===== Information shown =====

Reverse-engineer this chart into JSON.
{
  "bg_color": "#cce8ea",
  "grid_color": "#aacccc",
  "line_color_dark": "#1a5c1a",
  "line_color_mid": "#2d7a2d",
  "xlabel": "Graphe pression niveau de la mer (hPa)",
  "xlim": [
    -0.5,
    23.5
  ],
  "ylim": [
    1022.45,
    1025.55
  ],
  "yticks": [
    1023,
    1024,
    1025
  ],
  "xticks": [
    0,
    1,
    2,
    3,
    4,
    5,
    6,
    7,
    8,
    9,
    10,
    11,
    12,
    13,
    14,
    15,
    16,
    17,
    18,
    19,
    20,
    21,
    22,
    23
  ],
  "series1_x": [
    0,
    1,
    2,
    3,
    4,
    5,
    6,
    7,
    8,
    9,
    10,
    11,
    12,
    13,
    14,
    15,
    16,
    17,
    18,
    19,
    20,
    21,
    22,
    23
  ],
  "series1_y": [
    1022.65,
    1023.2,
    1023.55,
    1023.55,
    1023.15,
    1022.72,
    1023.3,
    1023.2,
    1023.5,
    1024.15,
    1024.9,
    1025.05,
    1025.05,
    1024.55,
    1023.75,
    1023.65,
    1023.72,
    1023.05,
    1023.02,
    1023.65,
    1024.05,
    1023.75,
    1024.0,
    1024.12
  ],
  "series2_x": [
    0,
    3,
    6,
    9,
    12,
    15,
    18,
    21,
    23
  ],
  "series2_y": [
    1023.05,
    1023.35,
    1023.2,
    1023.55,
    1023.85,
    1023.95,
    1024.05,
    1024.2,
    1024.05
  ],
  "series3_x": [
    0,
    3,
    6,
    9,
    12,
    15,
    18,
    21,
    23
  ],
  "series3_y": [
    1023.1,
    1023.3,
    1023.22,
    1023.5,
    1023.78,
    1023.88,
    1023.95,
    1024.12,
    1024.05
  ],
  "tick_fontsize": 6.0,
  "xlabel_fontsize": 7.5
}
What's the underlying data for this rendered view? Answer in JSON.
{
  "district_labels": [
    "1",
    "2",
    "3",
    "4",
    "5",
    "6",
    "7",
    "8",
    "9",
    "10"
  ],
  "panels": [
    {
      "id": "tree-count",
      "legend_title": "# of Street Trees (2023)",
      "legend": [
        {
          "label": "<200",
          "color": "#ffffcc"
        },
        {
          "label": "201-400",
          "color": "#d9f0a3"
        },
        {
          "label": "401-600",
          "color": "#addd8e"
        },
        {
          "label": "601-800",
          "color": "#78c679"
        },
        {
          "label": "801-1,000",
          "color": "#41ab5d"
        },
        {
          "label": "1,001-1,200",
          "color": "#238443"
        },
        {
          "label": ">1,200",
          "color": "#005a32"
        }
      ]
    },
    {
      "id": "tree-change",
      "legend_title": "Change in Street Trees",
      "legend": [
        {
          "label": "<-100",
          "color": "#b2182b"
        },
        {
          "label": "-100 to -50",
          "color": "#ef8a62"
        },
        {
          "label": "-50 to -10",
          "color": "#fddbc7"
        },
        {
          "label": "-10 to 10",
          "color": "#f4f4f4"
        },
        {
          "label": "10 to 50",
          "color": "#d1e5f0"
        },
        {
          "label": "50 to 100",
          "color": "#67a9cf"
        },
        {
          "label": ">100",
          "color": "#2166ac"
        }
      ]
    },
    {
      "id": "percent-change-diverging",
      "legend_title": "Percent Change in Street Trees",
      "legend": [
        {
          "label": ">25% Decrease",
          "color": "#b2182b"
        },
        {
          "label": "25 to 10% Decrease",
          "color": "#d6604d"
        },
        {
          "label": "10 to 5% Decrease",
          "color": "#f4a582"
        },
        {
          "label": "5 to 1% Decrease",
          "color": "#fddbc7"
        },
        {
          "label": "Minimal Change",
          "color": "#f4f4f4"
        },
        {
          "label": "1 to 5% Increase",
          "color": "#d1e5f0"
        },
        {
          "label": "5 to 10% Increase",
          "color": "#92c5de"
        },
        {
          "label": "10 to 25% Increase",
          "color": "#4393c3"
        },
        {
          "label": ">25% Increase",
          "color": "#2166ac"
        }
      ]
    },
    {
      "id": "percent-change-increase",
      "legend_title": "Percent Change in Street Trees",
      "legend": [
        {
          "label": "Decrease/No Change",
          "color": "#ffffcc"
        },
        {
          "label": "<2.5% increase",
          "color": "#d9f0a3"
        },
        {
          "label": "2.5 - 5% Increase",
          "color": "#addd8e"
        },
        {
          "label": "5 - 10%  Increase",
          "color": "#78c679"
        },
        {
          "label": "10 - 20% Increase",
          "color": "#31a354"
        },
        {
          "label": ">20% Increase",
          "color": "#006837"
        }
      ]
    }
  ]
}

=====

The request: Show each line of the data that contains the string "JSON".

Result below:
Reverse-engineer this chart into JSON.
What's the underlying data for this rendered view? Answer in JSON.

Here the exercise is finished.